**GIVEN EXERCISE:** Reply with the count of lines holding "Local", nothing more.

**PROVIDED MATERIAL:**
□ □ □ □ □

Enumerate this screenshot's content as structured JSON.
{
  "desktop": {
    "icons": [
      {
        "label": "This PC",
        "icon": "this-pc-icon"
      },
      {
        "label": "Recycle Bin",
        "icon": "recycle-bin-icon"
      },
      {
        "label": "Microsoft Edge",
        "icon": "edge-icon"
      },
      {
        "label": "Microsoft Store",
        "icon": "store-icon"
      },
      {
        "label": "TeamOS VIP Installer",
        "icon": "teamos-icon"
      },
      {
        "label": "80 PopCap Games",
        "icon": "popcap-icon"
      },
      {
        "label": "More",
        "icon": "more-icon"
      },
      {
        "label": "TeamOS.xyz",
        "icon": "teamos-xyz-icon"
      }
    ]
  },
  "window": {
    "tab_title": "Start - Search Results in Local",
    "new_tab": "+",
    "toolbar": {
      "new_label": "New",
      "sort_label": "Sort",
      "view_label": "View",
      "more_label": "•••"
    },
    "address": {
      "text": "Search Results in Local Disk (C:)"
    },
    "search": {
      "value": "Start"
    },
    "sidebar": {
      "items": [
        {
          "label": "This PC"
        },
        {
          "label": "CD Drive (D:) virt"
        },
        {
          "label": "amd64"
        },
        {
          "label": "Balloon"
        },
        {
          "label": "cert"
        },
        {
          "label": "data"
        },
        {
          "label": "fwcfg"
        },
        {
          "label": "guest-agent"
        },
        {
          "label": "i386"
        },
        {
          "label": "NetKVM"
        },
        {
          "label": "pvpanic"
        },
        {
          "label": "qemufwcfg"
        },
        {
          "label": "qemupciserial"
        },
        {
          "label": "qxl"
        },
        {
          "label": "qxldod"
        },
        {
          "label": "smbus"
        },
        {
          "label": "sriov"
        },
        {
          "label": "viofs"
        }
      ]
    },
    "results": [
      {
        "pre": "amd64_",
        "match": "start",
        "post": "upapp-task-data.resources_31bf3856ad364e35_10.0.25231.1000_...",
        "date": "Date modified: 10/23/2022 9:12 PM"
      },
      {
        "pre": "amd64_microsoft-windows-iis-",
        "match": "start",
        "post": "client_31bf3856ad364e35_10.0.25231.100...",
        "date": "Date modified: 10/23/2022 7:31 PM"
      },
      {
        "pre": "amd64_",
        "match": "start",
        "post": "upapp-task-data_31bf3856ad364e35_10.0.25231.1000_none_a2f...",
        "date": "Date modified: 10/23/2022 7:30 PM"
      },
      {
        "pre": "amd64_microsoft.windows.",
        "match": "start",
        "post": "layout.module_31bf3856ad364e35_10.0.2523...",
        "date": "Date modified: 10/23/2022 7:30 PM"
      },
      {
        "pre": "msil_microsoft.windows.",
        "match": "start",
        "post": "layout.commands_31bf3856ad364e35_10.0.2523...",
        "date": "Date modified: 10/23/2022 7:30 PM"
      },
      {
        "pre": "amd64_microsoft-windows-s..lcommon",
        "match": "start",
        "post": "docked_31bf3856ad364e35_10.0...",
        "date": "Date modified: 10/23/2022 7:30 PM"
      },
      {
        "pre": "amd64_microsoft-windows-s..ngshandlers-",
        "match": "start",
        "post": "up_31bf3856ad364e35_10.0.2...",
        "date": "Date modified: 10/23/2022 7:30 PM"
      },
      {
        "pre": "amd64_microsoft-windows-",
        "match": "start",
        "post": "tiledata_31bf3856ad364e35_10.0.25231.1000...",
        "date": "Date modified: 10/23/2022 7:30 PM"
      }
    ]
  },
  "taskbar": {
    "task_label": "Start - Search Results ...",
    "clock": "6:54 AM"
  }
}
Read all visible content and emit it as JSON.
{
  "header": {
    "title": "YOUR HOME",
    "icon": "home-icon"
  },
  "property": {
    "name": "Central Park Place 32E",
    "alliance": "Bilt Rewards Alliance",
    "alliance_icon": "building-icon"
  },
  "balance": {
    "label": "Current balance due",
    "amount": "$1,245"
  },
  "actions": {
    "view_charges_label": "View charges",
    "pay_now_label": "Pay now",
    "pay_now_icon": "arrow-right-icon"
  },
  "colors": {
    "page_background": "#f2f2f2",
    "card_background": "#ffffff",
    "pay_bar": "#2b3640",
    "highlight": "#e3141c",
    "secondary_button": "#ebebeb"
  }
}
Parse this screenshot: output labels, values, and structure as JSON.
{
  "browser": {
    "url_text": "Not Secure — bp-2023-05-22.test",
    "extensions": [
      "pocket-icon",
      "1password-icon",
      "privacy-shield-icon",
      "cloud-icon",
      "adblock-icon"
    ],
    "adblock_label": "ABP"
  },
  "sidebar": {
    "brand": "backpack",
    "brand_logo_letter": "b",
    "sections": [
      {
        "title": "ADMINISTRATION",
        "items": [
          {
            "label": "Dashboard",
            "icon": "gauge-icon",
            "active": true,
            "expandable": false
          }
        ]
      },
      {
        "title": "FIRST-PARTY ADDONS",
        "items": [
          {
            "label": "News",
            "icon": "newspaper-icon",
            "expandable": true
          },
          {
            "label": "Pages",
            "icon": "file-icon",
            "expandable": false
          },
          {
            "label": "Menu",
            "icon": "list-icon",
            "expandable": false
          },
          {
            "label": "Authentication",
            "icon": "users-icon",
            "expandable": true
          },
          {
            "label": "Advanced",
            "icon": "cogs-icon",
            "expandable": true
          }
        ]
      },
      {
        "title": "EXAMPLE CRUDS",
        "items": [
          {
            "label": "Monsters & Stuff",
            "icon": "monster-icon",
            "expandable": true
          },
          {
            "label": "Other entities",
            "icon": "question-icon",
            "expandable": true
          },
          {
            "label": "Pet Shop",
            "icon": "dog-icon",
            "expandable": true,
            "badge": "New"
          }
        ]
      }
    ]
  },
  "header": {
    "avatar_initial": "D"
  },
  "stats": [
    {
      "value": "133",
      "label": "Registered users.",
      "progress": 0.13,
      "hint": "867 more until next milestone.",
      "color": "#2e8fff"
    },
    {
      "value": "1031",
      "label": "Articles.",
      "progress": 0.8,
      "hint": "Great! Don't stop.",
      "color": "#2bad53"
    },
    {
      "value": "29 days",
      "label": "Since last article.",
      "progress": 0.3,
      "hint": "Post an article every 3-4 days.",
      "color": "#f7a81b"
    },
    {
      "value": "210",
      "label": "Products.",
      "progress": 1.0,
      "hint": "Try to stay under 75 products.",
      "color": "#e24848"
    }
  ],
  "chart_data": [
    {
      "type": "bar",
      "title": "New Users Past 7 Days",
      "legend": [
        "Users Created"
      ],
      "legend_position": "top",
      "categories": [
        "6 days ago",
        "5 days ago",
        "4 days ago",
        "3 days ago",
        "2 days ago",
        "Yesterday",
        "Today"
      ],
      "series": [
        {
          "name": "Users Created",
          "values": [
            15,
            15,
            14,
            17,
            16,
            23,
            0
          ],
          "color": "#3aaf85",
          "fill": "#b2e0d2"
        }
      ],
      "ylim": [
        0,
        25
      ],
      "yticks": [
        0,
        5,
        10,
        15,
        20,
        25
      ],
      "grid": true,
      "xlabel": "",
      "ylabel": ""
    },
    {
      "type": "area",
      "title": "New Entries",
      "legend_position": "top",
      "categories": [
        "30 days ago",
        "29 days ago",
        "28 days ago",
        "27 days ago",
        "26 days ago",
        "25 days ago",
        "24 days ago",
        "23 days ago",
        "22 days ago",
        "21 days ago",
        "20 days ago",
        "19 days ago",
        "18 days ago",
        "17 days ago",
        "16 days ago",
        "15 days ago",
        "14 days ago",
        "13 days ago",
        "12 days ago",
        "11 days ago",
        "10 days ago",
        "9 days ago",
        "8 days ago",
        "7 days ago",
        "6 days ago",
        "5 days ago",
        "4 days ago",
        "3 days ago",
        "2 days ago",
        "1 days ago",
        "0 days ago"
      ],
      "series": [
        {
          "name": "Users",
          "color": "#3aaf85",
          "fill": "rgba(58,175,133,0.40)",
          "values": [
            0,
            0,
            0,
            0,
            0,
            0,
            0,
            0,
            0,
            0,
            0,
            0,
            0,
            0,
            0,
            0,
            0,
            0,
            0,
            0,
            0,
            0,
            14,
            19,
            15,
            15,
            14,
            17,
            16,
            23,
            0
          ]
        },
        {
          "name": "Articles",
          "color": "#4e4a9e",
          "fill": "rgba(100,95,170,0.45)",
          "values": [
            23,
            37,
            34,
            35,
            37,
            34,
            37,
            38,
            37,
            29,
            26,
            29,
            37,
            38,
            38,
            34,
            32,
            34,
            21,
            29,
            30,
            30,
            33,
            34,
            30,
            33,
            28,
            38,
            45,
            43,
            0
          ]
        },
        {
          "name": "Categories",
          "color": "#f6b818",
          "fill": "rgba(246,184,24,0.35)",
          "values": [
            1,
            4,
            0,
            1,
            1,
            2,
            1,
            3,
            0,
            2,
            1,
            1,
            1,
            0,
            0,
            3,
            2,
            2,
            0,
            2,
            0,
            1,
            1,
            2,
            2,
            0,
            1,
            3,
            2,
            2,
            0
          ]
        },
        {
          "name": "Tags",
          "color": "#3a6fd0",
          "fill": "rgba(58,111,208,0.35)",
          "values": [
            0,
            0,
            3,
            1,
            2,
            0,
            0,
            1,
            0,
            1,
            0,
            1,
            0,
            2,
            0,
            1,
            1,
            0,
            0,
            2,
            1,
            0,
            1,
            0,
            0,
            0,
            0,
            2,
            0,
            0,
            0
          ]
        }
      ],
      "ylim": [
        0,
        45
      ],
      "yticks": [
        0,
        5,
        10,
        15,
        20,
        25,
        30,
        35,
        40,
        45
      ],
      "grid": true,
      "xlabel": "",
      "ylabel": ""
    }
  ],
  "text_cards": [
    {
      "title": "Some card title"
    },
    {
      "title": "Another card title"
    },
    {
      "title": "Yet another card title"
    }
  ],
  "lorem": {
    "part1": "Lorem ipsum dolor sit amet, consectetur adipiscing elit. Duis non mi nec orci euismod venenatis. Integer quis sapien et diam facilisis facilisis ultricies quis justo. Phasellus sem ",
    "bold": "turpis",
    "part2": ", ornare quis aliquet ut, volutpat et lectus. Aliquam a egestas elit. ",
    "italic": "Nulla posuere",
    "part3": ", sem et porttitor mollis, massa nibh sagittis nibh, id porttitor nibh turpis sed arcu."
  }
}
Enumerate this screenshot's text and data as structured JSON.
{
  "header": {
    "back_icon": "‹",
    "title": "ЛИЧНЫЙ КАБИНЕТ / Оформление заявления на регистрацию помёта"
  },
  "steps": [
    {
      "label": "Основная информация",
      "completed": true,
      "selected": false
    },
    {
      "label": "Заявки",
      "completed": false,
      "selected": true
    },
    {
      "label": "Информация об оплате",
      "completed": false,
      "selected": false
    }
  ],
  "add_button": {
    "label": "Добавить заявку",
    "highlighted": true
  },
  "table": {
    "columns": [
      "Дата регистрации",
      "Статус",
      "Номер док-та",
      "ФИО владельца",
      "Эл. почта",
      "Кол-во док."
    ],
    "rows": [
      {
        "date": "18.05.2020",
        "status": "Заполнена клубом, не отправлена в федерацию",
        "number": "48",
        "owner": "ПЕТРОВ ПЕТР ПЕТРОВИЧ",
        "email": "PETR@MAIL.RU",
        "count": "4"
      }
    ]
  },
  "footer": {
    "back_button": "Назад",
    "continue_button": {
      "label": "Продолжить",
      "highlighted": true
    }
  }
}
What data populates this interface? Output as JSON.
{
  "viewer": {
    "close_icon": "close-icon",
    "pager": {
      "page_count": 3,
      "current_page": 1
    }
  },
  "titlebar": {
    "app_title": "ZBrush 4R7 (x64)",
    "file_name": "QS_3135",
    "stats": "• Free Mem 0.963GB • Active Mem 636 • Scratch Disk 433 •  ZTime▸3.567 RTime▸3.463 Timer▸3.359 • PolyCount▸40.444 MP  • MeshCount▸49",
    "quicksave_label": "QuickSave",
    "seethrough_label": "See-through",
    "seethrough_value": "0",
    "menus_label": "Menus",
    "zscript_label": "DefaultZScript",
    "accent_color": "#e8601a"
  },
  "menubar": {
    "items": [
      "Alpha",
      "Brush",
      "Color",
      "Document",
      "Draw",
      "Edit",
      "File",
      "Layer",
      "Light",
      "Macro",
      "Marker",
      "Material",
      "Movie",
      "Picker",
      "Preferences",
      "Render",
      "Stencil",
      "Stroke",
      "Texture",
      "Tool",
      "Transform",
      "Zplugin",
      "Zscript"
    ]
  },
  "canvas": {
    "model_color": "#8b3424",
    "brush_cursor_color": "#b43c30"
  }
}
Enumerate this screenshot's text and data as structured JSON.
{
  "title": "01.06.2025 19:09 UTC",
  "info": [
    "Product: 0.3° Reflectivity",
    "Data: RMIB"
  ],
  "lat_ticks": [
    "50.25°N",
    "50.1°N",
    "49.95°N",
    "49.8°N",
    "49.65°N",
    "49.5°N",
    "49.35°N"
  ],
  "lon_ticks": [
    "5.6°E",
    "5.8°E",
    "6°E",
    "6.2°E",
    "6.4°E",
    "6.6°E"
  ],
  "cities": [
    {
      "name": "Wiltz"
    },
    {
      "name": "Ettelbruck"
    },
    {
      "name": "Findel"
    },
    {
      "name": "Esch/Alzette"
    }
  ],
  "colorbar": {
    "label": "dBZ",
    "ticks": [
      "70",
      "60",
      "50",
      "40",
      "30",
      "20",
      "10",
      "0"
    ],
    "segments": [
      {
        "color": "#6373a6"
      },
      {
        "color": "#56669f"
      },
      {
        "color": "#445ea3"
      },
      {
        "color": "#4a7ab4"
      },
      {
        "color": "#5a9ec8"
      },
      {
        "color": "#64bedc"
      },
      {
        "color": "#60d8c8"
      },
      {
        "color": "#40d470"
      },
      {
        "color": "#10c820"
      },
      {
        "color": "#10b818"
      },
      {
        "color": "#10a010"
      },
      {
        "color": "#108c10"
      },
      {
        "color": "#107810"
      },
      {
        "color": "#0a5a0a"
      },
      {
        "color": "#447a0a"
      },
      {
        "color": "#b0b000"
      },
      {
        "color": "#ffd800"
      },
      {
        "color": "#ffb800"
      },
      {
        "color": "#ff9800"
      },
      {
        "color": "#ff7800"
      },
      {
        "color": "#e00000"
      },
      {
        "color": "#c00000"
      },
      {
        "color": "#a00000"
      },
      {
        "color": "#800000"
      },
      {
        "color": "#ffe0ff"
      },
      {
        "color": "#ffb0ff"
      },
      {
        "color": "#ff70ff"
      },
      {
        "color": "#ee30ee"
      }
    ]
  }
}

□ □ □ □ □

**IN RESPONSE:** 2